**PFLICHTAUFGABE A**
Zitiere aus dem Textauszug zur Energiewende wörtlich die Stelle von „Bis vor Kurzem“ bis „gewahrt bleiben sollen.“.

**TEXTAUSZUG**
Nicht erst jetzt erreichen die Themen Klimaschutz und Energiewende auch die letzten Winkel der Republik. Auch jene, die sich für besonders attraktiv, malerisch und unantastbar halten. Einen Vorgeschmack erlebte Überlingen, als in der Stadt bereits vor rund zehn Jahren eine heftige Windkraftdebatte geführt wurde. Im Oktober 2012 lehnte der vorletzte Gemeinderat die Ausweisung einer Vorrangfläche für Windenergie auf dem Hochbühl bei Nesselwangen mit 16:6 Stimmen ab.

Anträge für Flächen auf der Gemarkung von Bonndorf
Zwei konkrete Anträge auf die Errichtung von größeren Freiflächensolaranlagen sorgten nun für Diskussionen, die beide auf der Gemarkung von Bonndorf liegen. Im Ausschuss waren sie auf Vorschlag der Verwaltung zurückgestellt worden, um allgemeine Rahmenbedingungen für derlei Vorhaben zu prüfen und festzulegen. Dies tat der Gemeinderat mit großer Mehrheit, verdoppelte allerdings die vorgeschlagene Obergrenze auf 10 Hektar. Verankert ist in den Rahmenbedingungen unter anderem auch die Verpflichtung für Investoren, den Bürgern ein Angebot zur finanziellen Beteiligung zu machen.
Bis vor Kurzem waren solche Anlagen lediglich auf Konversionsflächen und am Rand von Autobahnen und Bahnstrecken zulässig. Eine Öffnungsklausel ermöglicht dies inzwischen unter gewissen Voraussetzungen auch auf weniger wertvollen Acker- und Grünlandflächen. Wobei die Interessen der Landwirtschaft und des Natur- und Landschaftsschutzes gewahrt bleiben sollen.

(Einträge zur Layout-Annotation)
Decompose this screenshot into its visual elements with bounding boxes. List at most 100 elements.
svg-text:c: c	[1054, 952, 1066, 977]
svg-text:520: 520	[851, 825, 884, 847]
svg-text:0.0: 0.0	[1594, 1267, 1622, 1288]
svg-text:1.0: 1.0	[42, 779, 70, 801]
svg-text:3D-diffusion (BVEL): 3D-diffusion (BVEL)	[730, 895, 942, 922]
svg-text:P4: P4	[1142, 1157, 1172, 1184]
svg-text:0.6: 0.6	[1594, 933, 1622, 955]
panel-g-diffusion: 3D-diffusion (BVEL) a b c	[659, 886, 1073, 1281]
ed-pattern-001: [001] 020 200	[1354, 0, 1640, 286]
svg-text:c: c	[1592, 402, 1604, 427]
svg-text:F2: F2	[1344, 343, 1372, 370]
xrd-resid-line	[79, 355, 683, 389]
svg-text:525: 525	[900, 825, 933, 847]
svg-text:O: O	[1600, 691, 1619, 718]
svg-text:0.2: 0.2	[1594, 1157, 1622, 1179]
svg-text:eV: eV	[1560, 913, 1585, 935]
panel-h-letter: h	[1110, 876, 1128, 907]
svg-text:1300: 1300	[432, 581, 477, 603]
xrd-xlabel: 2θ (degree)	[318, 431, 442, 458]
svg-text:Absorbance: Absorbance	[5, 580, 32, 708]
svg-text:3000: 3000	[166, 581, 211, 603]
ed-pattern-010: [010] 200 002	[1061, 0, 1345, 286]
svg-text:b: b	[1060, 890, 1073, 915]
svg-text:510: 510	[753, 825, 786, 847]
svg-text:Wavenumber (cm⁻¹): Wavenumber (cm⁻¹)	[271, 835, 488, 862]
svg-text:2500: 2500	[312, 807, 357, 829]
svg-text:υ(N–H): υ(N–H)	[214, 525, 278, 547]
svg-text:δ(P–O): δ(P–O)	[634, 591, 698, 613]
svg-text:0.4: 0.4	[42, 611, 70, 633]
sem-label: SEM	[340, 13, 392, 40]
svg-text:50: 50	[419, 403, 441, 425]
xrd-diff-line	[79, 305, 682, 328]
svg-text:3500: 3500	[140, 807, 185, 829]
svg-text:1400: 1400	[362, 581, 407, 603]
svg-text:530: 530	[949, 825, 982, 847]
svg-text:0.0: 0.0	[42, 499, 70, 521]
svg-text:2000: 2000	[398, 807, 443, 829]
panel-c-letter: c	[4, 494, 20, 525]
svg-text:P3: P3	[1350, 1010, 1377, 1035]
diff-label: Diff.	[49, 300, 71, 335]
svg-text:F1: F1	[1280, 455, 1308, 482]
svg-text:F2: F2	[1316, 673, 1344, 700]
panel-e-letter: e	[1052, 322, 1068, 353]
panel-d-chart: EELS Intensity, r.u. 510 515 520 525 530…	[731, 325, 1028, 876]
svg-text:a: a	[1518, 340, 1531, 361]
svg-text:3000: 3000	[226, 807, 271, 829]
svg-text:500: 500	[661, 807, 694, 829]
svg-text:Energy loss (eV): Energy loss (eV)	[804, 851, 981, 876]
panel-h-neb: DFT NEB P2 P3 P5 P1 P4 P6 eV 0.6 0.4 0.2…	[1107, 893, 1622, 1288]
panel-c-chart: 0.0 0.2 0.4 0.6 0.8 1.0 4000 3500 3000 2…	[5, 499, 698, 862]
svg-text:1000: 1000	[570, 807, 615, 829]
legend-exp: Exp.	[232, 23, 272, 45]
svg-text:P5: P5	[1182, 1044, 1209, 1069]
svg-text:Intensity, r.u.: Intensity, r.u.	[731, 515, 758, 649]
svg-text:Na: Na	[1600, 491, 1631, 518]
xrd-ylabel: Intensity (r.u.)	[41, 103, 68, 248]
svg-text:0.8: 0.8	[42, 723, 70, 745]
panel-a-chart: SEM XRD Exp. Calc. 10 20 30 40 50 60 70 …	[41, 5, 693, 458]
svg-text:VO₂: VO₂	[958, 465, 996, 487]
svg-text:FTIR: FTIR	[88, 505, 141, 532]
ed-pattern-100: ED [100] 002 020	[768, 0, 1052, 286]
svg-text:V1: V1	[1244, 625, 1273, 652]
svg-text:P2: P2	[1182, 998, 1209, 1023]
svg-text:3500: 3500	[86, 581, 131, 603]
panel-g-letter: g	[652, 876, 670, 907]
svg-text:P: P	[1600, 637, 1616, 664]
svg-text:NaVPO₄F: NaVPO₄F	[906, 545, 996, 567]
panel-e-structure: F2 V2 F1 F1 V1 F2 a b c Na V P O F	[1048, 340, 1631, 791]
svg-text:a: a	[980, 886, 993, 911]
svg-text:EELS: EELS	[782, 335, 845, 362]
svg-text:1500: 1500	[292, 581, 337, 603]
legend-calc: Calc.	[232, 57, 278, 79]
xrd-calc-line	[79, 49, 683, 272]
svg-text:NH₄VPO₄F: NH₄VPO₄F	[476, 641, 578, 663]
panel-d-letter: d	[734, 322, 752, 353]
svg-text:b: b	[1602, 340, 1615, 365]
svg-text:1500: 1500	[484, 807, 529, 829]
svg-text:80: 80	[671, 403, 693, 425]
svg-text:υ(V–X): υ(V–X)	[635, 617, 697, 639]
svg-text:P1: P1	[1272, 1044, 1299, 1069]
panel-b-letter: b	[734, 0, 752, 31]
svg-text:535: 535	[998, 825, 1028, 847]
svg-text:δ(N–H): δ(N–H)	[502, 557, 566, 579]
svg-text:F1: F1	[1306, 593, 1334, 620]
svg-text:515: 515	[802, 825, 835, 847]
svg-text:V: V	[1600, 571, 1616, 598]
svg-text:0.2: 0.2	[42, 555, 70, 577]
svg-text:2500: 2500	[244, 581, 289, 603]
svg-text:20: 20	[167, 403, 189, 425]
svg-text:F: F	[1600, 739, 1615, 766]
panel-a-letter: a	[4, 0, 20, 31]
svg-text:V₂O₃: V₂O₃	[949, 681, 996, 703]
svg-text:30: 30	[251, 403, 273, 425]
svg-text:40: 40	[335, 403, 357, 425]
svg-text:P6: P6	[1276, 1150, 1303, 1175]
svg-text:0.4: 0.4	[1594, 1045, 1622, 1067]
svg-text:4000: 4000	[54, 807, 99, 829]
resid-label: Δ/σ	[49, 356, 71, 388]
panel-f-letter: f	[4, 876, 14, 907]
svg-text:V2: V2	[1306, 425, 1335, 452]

**PFLICHTAUFGABE B**
Ersetze in den Einträgen vom Anfang bis einschließlich der Zeile mit „825, 786, 847]“ jedes „svg-text“ durch „svg-label“. Gib nur diese Zeilen wieder und lass alles Übrige unverändert.

**LÖSUNG A**
Bis vor Kurzem waren solche Anlagen lediglich auf Konversionsflächen und am Rand von Autobahnen und Bahnstrecken zulässig. Eine Öffnungsklausel ermöglicht dies inzwischen unter gewissen Voraussetzungen auch auf weniger wertvollen Acker- und Grünlandflächen. Wobei die Interessen der Landwirtschaft und des Natur- und Landschaftsschutzes gewahrt bleiben sollen.

**LÖSUNG B**
Decompose this screenshot into its visual elements with bounding boxes. List at most 100 elements.
svg-label:c: c	[1054, 952, 1066, 977]
svg-label:520: 520	[851, 825, 884, 847]
svg-label:0.0: 0.0	[1594, 1267, 1622, 1288]
svg-label:1.0: 1.0	[42, 779, 70, 801]
svg-label:3D-diffusion (BVEL): 3D-diffusion (BVEL)	[730, 895, 942, 922]
svg-label:P4: P4	[1142, 1157, 1172, 1184]
svg-label:0.6: 0.6	[1594, 933, 1622, 955]
panel-g-diffusion: 3D-diffusion (BVEL) a b c	[659, 886, 1073, 1281]
ed-pattern-001: [001] 020 200	[1354, 0, 1640, 286]
svg-label:c: c	[1592, 402, 1604, 427]
svg-label:F2: F2	[1344, 343, 1372, 370]
xrd-resid-line	[79, 355, 683, 389]
svg-label:525: 525	[900, 825, 933, 847]
svg-label:O: O	[1600, 691, 1619, 718]
svg-label:0.2: 0.2	[1594, 1157, 1622, 1179]
svg-label:eV: eV	[1560, 913, 1585, 935]
panel-h-letter: h	[1110, 876, 1128, 907]
svg-label:1300: 1300	[432, 581, 477, 603]
xrd-xlabel: 2θ (degree)	[318, 431, 442, 458]
svg-label:Absorbance: Absorbance	[5, 580, 32, 708]
svg-label:3000: 3000	[166, 581, 211, 603]
ed-pattern-010: [010] 200 002	[1061, 0, 1345, 286]
svg-label:b: b	[1060, 890, 1073, 915]
svg-label:510: 510	[753, 825, 786, 847]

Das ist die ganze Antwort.